### Do this
Retype all of the data. Every line must match exactly.

### Entries
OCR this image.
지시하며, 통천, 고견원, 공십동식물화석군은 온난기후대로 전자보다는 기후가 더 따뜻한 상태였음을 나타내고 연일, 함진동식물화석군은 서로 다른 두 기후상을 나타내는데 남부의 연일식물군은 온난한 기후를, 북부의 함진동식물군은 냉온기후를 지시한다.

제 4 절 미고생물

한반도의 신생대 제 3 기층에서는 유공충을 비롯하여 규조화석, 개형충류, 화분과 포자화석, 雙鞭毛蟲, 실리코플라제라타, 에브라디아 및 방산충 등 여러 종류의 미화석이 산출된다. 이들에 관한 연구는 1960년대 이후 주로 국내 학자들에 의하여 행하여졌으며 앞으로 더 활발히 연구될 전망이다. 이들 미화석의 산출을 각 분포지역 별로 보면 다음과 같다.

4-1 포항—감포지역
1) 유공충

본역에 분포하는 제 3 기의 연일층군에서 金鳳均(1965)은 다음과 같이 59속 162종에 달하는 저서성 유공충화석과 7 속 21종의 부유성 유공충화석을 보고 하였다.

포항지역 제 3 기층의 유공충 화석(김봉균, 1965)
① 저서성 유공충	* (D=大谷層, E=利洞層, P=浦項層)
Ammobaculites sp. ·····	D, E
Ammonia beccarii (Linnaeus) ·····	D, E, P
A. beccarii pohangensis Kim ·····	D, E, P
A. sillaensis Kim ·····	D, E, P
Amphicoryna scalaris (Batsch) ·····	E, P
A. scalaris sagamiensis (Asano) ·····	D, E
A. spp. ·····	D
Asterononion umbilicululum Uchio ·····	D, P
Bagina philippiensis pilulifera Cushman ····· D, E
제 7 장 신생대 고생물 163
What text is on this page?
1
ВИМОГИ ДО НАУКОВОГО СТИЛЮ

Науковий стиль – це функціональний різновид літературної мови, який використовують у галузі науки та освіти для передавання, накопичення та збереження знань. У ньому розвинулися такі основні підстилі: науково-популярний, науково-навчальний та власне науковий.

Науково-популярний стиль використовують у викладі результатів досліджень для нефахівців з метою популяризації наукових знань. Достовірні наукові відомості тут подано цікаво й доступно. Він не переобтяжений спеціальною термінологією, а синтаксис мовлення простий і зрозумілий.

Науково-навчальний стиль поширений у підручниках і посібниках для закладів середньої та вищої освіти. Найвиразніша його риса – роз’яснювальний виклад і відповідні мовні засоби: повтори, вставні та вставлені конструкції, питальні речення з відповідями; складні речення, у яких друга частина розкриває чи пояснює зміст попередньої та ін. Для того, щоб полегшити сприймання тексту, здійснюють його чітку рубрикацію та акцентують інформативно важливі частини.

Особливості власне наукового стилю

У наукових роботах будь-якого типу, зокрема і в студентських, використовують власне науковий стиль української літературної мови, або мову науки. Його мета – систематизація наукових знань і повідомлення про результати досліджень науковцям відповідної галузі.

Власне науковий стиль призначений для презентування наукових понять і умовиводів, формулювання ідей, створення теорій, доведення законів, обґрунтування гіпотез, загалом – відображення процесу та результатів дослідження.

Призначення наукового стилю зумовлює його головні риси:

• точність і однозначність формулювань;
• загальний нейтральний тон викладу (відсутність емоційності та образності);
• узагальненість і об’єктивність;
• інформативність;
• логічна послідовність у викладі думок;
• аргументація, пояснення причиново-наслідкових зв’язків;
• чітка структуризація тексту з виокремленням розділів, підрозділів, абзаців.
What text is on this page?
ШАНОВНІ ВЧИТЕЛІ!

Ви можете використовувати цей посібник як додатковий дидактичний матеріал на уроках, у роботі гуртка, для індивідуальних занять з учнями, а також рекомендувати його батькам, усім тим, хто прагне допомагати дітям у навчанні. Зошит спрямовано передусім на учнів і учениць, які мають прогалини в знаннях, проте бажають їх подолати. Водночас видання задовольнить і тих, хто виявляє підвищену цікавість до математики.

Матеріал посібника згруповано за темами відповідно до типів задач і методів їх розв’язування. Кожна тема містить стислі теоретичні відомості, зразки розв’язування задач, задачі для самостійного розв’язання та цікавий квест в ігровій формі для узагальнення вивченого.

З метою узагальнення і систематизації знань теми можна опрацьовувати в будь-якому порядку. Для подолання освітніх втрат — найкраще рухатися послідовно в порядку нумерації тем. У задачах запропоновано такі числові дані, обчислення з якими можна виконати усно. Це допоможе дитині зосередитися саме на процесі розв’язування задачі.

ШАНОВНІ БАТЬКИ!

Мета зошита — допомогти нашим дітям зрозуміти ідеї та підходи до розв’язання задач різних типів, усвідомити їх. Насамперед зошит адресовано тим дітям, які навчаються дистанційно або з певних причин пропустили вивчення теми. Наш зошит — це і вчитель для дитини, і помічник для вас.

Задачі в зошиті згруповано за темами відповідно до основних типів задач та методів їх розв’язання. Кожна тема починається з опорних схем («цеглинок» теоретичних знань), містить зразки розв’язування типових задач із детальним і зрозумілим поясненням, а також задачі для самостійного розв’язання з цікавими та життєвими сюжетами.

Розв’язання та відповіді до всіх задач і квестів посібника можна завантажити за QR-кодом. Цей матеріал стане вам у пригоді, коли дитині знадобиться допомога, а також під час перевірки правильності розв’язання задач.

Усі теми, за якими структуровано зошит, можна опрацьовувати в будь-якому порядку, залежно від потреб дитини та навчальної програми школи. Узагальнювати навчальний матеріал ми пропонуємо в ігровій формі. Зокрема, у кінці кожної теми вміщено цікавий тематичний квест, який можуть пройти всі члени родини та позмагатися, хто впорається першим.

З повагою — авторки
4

### Result for this exercise
OCR this image.
지시하며, 통천, 고견원, 공십동식물화석군은 온난기후대로 전자보다는 기후가 더 따뜻한 상태였음을 나타내고 연일, 함진동식물화석군은 서로 다른 두 기후상을 나타내는데 남부의 연일식물군은 온난한 기후를, 북부의 함진동식물군은 냉온기후를 지시한다.

제 4 절 미고생물

한반도의 신생대 제 3 기층에서는 유공충을 비롯하여 규조화석, 개형충류, 화분과 포자화석, 雙鞭毛蟲, 실리코플라제라타, 에브라디아 및 방산충 등 여러 종류의 미화석이 산출된다. 이들에 관한 연구는 1960년대 이후 주로 국내 학자들에 의하여 행하여졌으며 앞으로 더 활발히 연구될 전망이다. 이들 미화석의 산출을 각 분포지역 별로 보면 다음과 같다.

4-1 포항—감포지역
1) 유공충

본역에 분포하는 제 3 기의 연일층군에서 金鳳均(1965)은 다음과 같이 59속 162종에 달하는 저서성 유공충화석과 7 속 21종의 부유성 유공충화석을 보고 하였다.

포항지역 제 3 기층의 유공충 화석(김봉균, 1965)
① 저서성 유공충	* (D=大谷層, E=利洞層, P=浦項層)
Ammobaculites sp. ·····	D, E
Ammonia beccarii (Linnaeus) ·····	D, E, P
A. beccarii pohangensis Kim ·····	D, E, P
A. sillaensis Kim ·····	D, E, P
Amphicoryna scalaris (Batsch) ·····	E, P
A. scalaris sagamiensis (Asano) ·····	D, E
A. spp. ·····	D
Asterononion umbilicululum Uchio ·····	D, P
Bagina philippiensis pilulifera Cushman ····· D, E
제 7 장 신생대 고생물 163
What text is on this page?
1
ВИМОГИ ДО НАУКОВОГО СТИЛЮ

Науковий стиль – це функціональний різновид літературної мови, який використовують у галузі науки та освіти для передавання, накопичення та збереження знань. У ньому розвинулися такі основні підстилі: науково-популярний, науково-навчальний та власне науковий.

Науково-популярний стиль використовують у викладі результатів досліджень для нефахівців з метою популяризації наукових знань. Достовірні наукові відомості тут подано цікаво й доступно. Він не переобтяжений спеціальною термінологією, а синтаксис мовлення простий і зрозумілий.

Науково-навчальний стиль поширений у підручниках і посібниках для закладів середньої та вищої освіти. Найвиразніша його риса – роз’яснювальний виклад і відповідні мовні засоби: повтори, вставні та вставлені конструкції, питальні речення з відповідями; складні речення, у яких друга частина розкриває чи пояснює зміст попередньої та ін. Для того, щоб полегшити сприймання тексту, здійснюють його чітку рубрикацію та акцентують інформативно важливі частини.

Особливості власне наукового стилю

У наукових роботах будь-якого типу, зокрема і в студентських, використовують власне науковий стиль української літературної мови, або мову науки. Його мета – систематизація наукових знань і повідомлення про результати досліджень науковцям відповідної галузі.

Власне науковий стиль призначений для презентування наукових понять і умовиводів, формулювання ідей, створення теорій, доведення законів, обґрунтування гіпотез, загалом – відображення процесу та результатів дослідження.

Призначення наукового стилю зумовлює його головні риси:

• точність і однозначність формулювань;
• загальний нейтральний тон викладу (відсутність емоційності та образності);
• узагальненість і об’єктивність;
• інформативність;
• логічна послідовність у викладі думок;
• аргументація, пояснення причиново-наслідкових зв’язків;
• чітка структуризація тексту з виокремленням розділів, підрозділів, абзаців.
What text is on this page?
ШАНОВНІ ВЧИТЕЛІ!

Ви можете використовувати цей посібник як додатковий дидактичний матеріал на уроках, у роботі гуртка, для індивідуальних занять з учнями, а також рекомендувати його батькам, усім тим, хто прагне допомагати дітям у навчанні. Зошит спрямовано передусім на учнів і учениць, які мають прогалини в знаннях, проте бажають їх подолати. Водночас видання задовольнить і тих, хто виявляє підвищену цікавість до математики.

Матеріал посібника згруповано за темами відповідно до типів задач і методів їх розв’язування. Кожна тема містить стислі теоретичні відомості, зразки розв’язування задач, задачі для самостійного розв’язання та цікавий квест в ігровій формі для узагальнення вивченого.

З метою узагальнення і систематизації знань теми можна опрацьовувати в будь-якому порядку. Для подолання освітніх втрат — найкраще рухатися послідовно в порядку нумерації тем. У задачах запропоновано такі числові дані, обчислення з якими можна виконати усно. Це допоможе дитині зосередитися саме на процесі розв’язування задачі.

ШАНОВНІ БАТЬКИ!

Мета зошита — допомогти нашим дітям зрозуміти ідеї та підходи до розв’язання задач різних типів, усвідомити їх. Насамперед зошит адресовано тим дітям, які навчаються дистанційно або з певних причин пропустили вивчення теми. Наш зошит — це і вчитель для дитини, і помічник для вас.

Задачі в зошиті згруповано за темами відповідно до основних типів задач та методів їх розв’язання. Кожна тема починається з опорних схем («цеглинок» теоретичних знань), містить зразки розв’язування типових задач із детальним і зрозумілим поясненням, а також задачі для самостійного розв’язання з цікавими та життєвими сюжетами.

Розв’язання та відповіді до всіх задач і квестів посібника можна завантажити за QR-кодом. Цей матеріал стане вам у пригоді, коли дитині знадобиться допомога, а також під час перевірки правильності розв’язання задач.

Усі теми, за якими структуровано зошит, можна опрацьовувати в будь-якому порядку, залежно від потреб дитини та навчальної програми школи. Узагальнювати навчальний матеріал ми пропонуємо в ігровій формі. Зокрема, у кінці кожної теми вміщено цікавий тематичний квест, який можуть пройти всі члени родини та позмагатися, хто впорається першим.

З повагою — авторки
4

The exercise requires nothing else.